**What you have to do**
From the entries below, list each line with "green".

(Source data)
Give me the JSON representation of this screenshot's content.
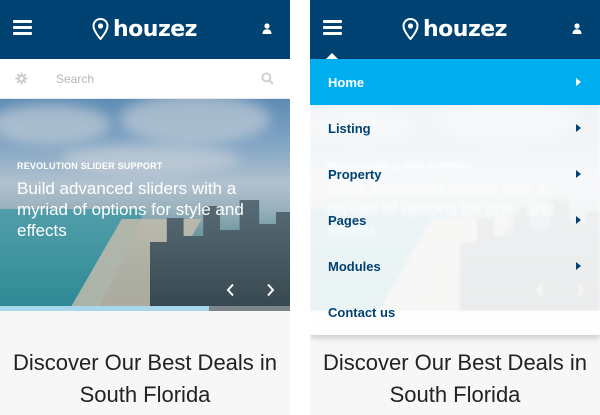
{
  "colors": {
    "header_bg": "#004272",
    "menu_active_bg": "#00aeef",
    "menu_text": "#004272",
    "heading_text": "#222222"
  },
  "header": {
    "logo_text": "houzez",
    "icons": [
      "menu-icon",
      "location-pin-icon",
      "user-icon"
    ]
  },
  "search": {
    "placeholder": "Search",
    "icons": [
      "gear-icon",
      "search-icon"
    ]
  },
  "slider": {
    "kicker": "REVOLUTION SLIDER SUPPORT",
    "heading": "Build advanced sliders with a myriad of options for style and effects",
    "progress": 0.72,
    "controls": [
      "chevron-left-icon",
      "chevron-right-icon"
    ]
  },
  "section": {
    "title": "Discover Our Best Deals in South Florida"
  },
  "menu": {
    "items": [
      {
        "label": "Home",
        "active": true,
        "has_submenu": true
      },
      {
        "label": "Listing",
        "active": false,
        "has_submenu": true
      },
      {
        "label": "Property",
        "active": false,
        "has_submenu": true
      },
      {
        "label": "Pages",
        "active": false,
        "has_submenu": true
      },
      {
        "label": "Modules",
        "active": false,
        "has_submenu": true
      },
      {
        "label": "Contact us",
        "active": false,
        "has_submenu": false
      }
    ]
  }
}
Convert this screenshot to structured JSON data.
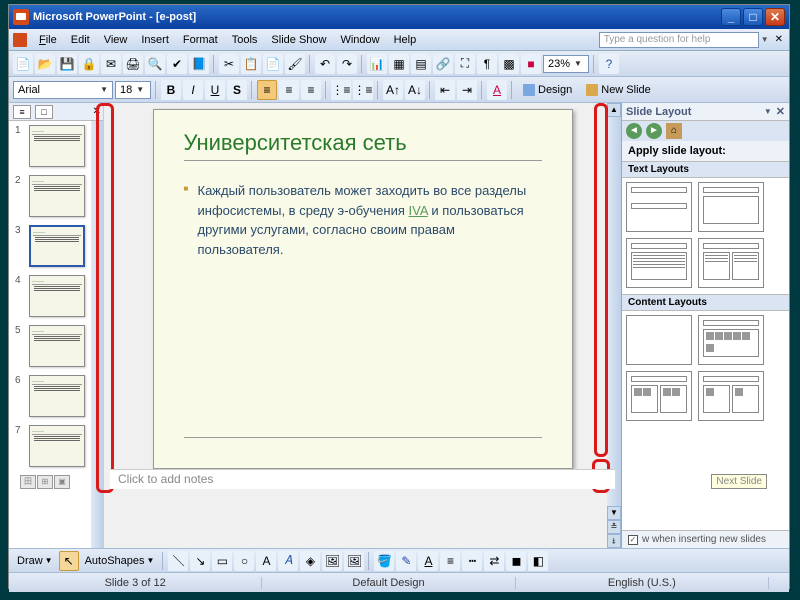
{
  "title": "Microsoft PowerPoint - [e-post]",
  "menu": {
    "file": "File",
    "edit": "Edit",
    "view": "View",
    "insert": "Insert",
    "format": "Format",
    "tools": "Tools",
    "slideshow": "Slide Show",
    "window": "Window",
    "help": "Help"
  },
  "help_placeholder": "Type a question for help",
  "zoom": "23%",
  "font": {
    "name": "Arial",
    "size": "18"
  },
  "toolbar": {
    "design": "Design",
    "newslide": "New Slide"
  },
  "slide": {
    "title": "Университетская сеть",
    "body": "Каждый пользователь может заходить во все разделы инфосистемы, в среду э-обучения ",
    "link": "IVA",
    "body2": " и пользоваться другими услугами, согласно своим правам пользователя."
  },
  "notes_placeholder": "Click to add notes",
  "thumbnails": [
    1,
    2,
    3,
    4,
    5,
    6,
    7
  ],
  "selected_thumb": 3,
  "taskpane": {
    "title": "Slide Layout",
    "apply": "Apply slide layout:",
    "text_layouts": "Text Layouts",
    "content_layouts": "Content Layouts",
    "show_inserting": "w when inserting new slides"
  },
  "tooltip": "Next Slide",
  "drawbar": {
    "draw": "Draw",
    "autoshapes": "AutoShapes"
  },
  "status": {
    "slide": "Slide 3 of 12",
    "design": "Default Design",
    "lang": "English (U.S.)"
  }
}
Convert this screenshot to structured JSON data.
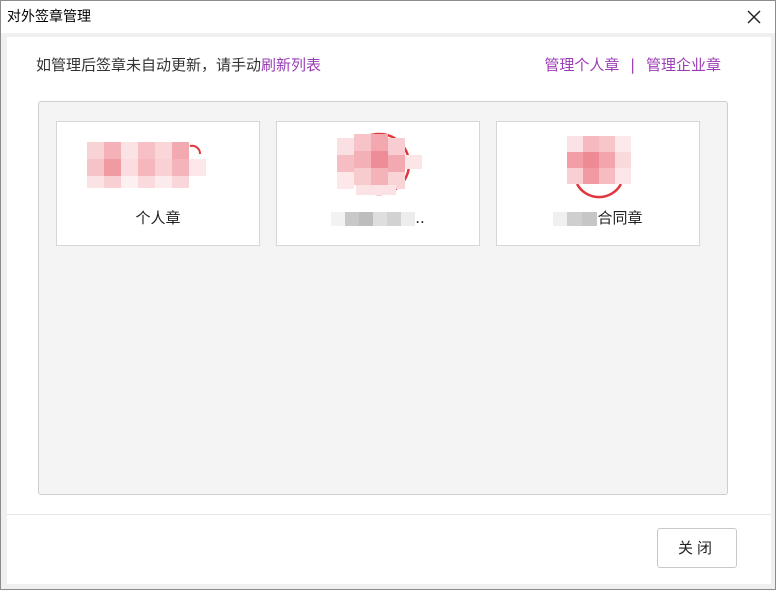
{
  "window": {
    "title": "对外签章管理"
  },
  "notice": {
    "prefix": "如管理后签章未自动更新，请手动",
    "refresh_link": "刷新列表"
  },
  "top_links": {
    "personal": "管理个人章",
    "separator": "|",
    "enterprise": "管理企业章"
  },
  "seals": [
    {
      "label": "个人章"
    },
    {
      "label": ".."
    },
    {
      "label": "合同章"
    }
  ],
  "footer": {
    "close_label": "关闭"
  },
  "colors": {
    "accent_link": "#9b3db5",
    "seal_red": "#e0363c"
  }
}
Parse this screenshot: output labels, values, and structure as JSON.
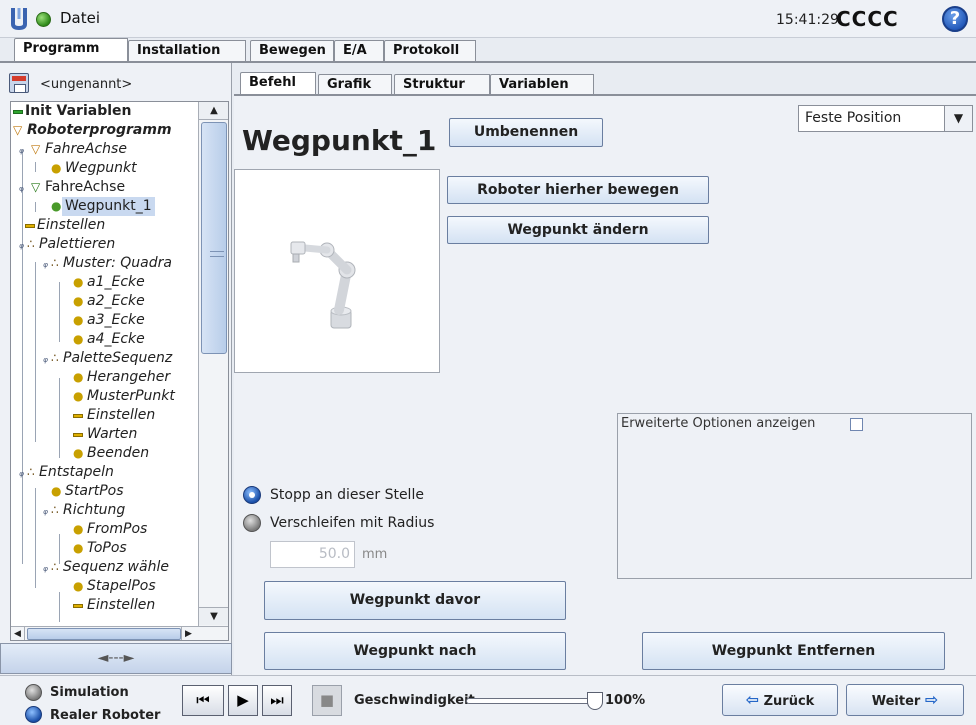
{
  "topbar": {
    "file_menu": "Datei",
    "clock": "15:41:29",
    "robot_name": "CCCC",
    "help": "?"
  },
  "main_tabs": [
    "Programm",
    "Installation",
    "Bewegen",
    "E/A",
    "Protokoll"
  ],
  "program": {
    "name": "<ungenannt>"
  },
  "tree": {
    "items": [
      {
        "label": "Init Variablen",
        "style": "bold",
        "icon": "green-bar-icon"
      },
      {
        "label": "Roboterprogramm",
        "style": "bold-italic",
        "icon": "triangle-down-icon"
      },
      {
        "label": "FahreAchse",
        "style": "italic",
        "icon": "triangle-down-icon"
      },
      {
        "label": "Wegpunkt",
        "style": "italic",
        "icon": "yellow-dot-icon"
      },
      {
        "label": "FahreAchse",
        "style": "normal",
        "icon": "triangle-down-icon"
      },
      {
        "label": "Wegpunkt_1",
        "style": "normal",
        "icon": "green-dot-icon",
        "selected": true
      },
      {
        "label": "Einstellen",
        "style": "italic",
        "icon": "yellow-bar-icon"
      },
      {
        "label": "Palettieren",
        "style": "italic",
        "icon": "pallet-icon"
      },
      {
        "label": "Muster: Quadra",
        "style": "italic",
        "icon": "pallet-icon"
      },
      {
        "label": "a1_Ecke",
        "style": "italic",
        "icon": "yellow-dot-icon"
      },
      {
        "label": "a2_Ecke",
        "style": "italic",
        "icon": "yellow-dot-icon"
      },
      {
        "label": "a3_Ecke",
        "style": "italic",
        "icon": "yellow-dot-icon"
      },
      {
        "label": "a4_Ecke",
        "style": "italic",
        "icon": "yellow-dot-icon"
      },
      {
        "label": "PaletteSequenz",
        "style": "italic",
        "icon": "pallet-icon"
      },
      {
        "label": "Herangeher",
        "style": "italic",
        "icon": "yellow-dot-icon"
      },
      {
        "label": "MusterPunkt",
        "style": "italic",
        "icon": "yellow-dot-icon"
      },
      {
        "label": "Einstellen",
        "style": "italic",
        "icon": "yellow-bar-icon"
      },
      {
        "label": "Warten",
        "style": "italic",
        "icon": "yellow-bar-icon"
      },
      {
        "label": "Beenden",
        "style": "italic",
        "icon": "yellow-dot-icon"
      },
      {
        "label": "Entstapeln",
        "style": "italic",
        "icon": "pallet-icon"
      },
      {
        "label": "StartPos",
        "style": "italic",
        "icon": "yellow-dot-icon"
      },
      {
        "label": "Richtung",
        "style": "italic",
        "icon": "pallet-icon"
      },
      {
        "label": "FromPos",
        "style": "italic",
        "icon": "yellow-dot-icon"
      },
      {
        "label": "ToPos",
        "style": "italic",
        "icon": "yellow-dot-icon"
      },
      {
        "label": "Sequenz wähle",
        "style": "italic",
        "icon": "pallet-icon"
      },
      {
        "label": "StapelPos",
        "style": "italic",
        "icon": "yellow-dot-icon"
      },
      {
        "label": "Einstellen",
        "style": "italic",
        "icon": "yellow-bar-icon"
      }
    ],
    "toggle": "◄---►"
  },
  "sub_tabs": [
    "Befehl",
    "Grafik",
    "Struktur",
    "Variablen"
  ],
  "waypoint": {
    "title": "Wegpunkt_1",
    "rename_button": "Umbenennen",
    "position_type": "Feste Position",
    "move_here_button": "Roboter hierher bewegen",
    "change_button": "Wegpunkt ändern",
    "advanced_label": "Erweiterte Optionen anzeigen",
    "stop_option": "Stopp an dieser Stelle",
    "blend_option": "Verschleifen mit Radius",
    "radius_value": "50.0",
    "radius_unit": "mm",
    "before_button": "Wegpunkt davor",
    "after_button": "Wegpunkt nach",
    "remove_button": "Wegpunkt Entfernen"
  },
  "bottombar": {
    "simulation": "Simulation",
    "real_robot": "Realer Roboter",
    "speed_label": "Geschwindigkeit",
    "speed_value": "100%",
    "speed_fraction": 1.0,
    "back_button": "Zurück",
    "next_button": "Weiter"
  },
  "colors": {
    "accent": "#1f56b8",
    "status_ok": "#2e8a1a",
    "selection": "#c9d9f0"
  }
}
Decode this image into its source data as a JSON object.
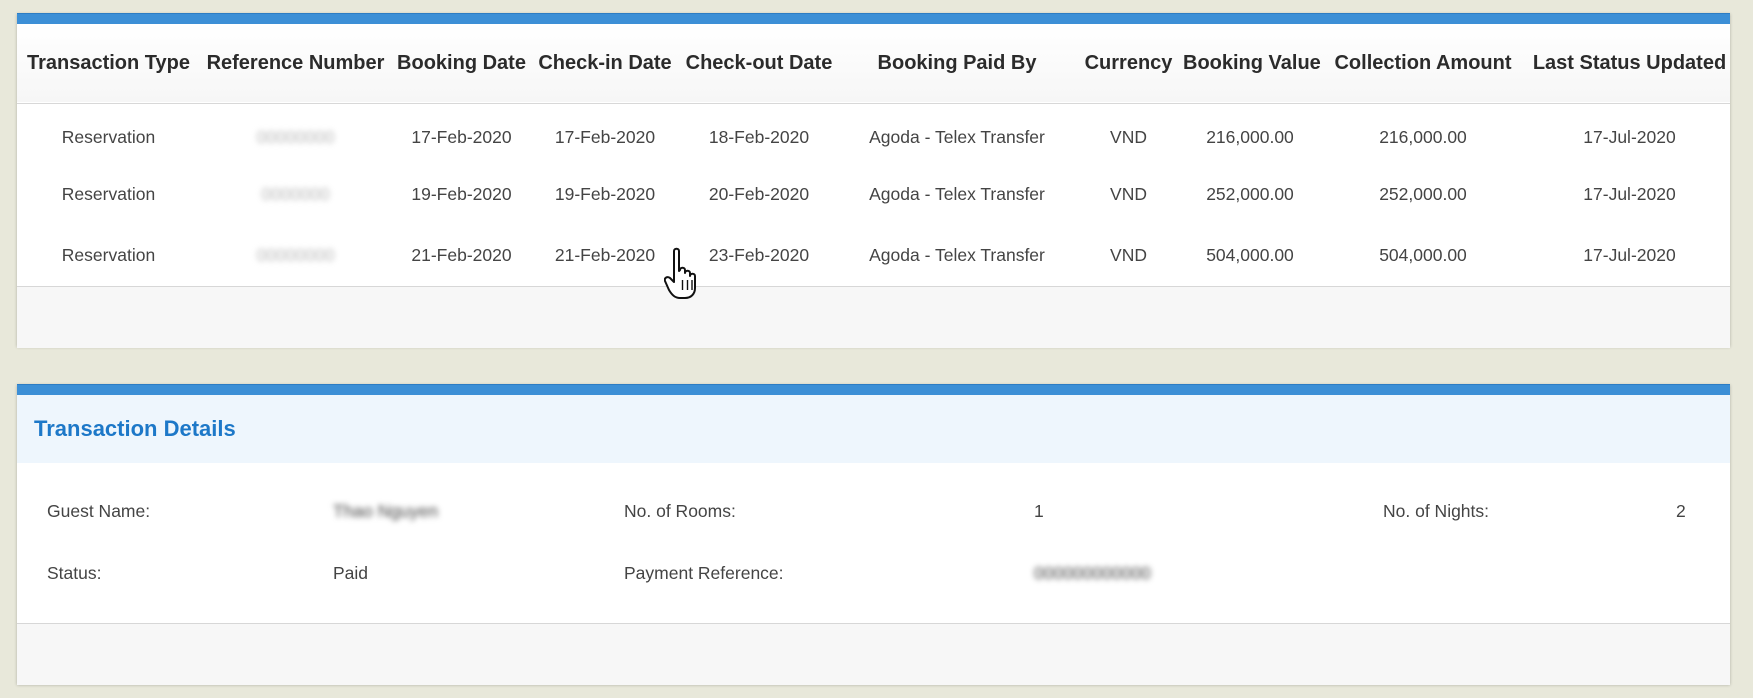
{
  "transactions": {
    "columns": [
      "Transaction Type",
      "Reference Number",
      "Booking Date",
      "Check-in Date",
      "Check-out Date",
      "Booking Paid By",
      "Currency",
      "Booking Value",
      "Collection Amount",
      "Last Status Updated"
    ],
    "rows": [
      [
        "Reservation",
        "00000000",
        "17-Feb-2020",
        "17-Feb-2020",
        "18-Feb-2020",
        "Agoda - Telex Transfer",
        "VND",
        "216,000.00",
        "216,000.00",
        "17-Jul-2020"
      ],
      [
        "Reservation",
        "0000000",
        "19-Feb-2020",
        "19-Feb-2020",
        "20-Feb-2020",
        "Agoda - Telex Transfer",
        "VND",
        "252,000.00",
        "252,000.00",
        "17-Jul-2020"
      ],
      [
        "Reservation",
        "00000000",
        "21-Feb-2020",
        "21-Feb-2020",
        "23-Feb-2020",
        "Agoda - Telex Transfer",
        "VND",
        "504,000.00",
        "504,000.00",
        "17-Jul-2020"
      ]
    ]
  },
  "details": {
    "title": "Transaction Details",
    "guest_name_label": "Guest Name:",
    "guest_name_value": "Thao Nguyen",
    "rooms_label": "No. of Rooms:",
    "rooms_value": "1",
    "nights_label": "No. of Nights:",
    "nights_value": "2",
    "status_label": "Status:",
    "status_value": "Paid",
    "payment_ref_label": "Payment Reference:",
    "payment_ref_value": "000000000000"
  },
  "colors": {
    "accent_bar": "#3c8fd6",
    "title_blue": "#1d78c8",
    "page_background": "#e8e8da"
  },
  "cursor": {
    "icon": "hand-pointer-icon"
  }
}
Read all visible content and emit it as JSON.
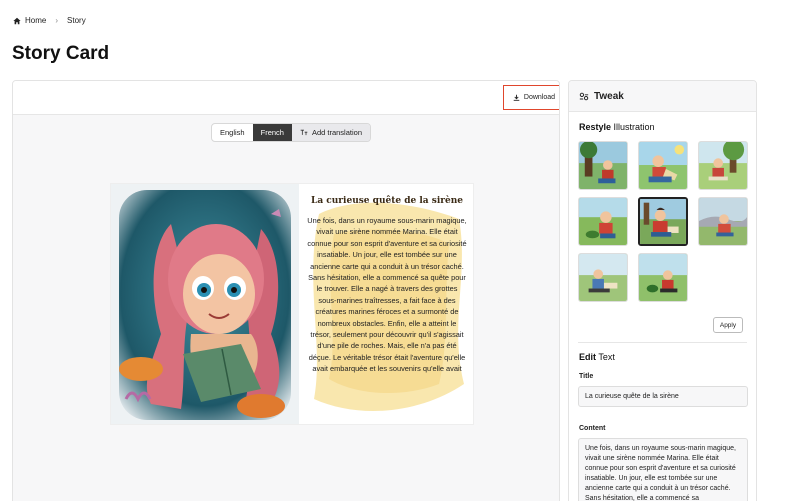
{
  "breadcrumb": {
    "home": "Home",
    "current": "Story"
  },
  "page": {
    "title": "Story Card"
  },
  "toolbar": {
    "download_label": "Download"
  },
  "languages": {
    "tabs": [
      "English",
      "French"
    ],
    "active": "French",
    "add_label": "Add translation"
  },
  "story": {
    "title": "La curieuse quête de la sirène",
    "body": "Une fois, dans un royaume sous-marin magique, vivait une sirène nommée Marina. Elle était connue pour son esprit d'aventure et sa curiosité insatiable. Un jour, elle est tombée sur une ancienne carte qui a conduit à un trésor caché. Sans hésitation, elle a commencé sa quête pour le trouver. Elle a nagé à travers des grottes sous-marines traîtresses, a fait face à des créatures marines féroces et a surmonté de nombreux obstacles. Enfin, elle a atteint le trésor, seulement pour découvrir qu'il s'agissait d'une pile de roches. Mais, elle n'a pas été déçue. Le véritable trésor était l'aventure qu'elle avait embarquée et les souvenirs qu'elle avait"
  },
  "tweak": {
    "header": "Tweak",
    "restyle_bold": "Restyle",
    "restyle_rest": "Illustration",
    "thumbnails_count": 8,
    "selected_thumbnail": 5,
    "apply_label": "Apply",
    "edit_bold": "Edit",
    "edit_rest": "Text",
    "title_label": "Title",
    "title_value": "La curieuse quête de la sirène",
    "content_label": "Content",
    "content_value": "Une fois, dans un royaume sous-marin magique, vivait une sirène nommée Marina. Elle était connue pour son esprit d'aventure et sa curiosité insatiable. Un jour, elle est tombée sur une ancienne carte qui a conduit à un trésor caché. Sans hésitation, elle a commencé sa"
  },
  "colors": {
    "accent_border": "#e0462c",
    "active_tab": "#3a3a3a",
    "panel_bg": "#f7f7f8"
  },
  "icons": {
    "home": "home-icon",
    "breadcrumb_sep": "chevron-right-icon",
    "download": "download-icon",
    "translate": "text-translate-icon",
    "tweak": "tweak-icon"
  }
}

**Final result**
        "icon": "green-bar-icon"
        "icon": "green-dot-icon",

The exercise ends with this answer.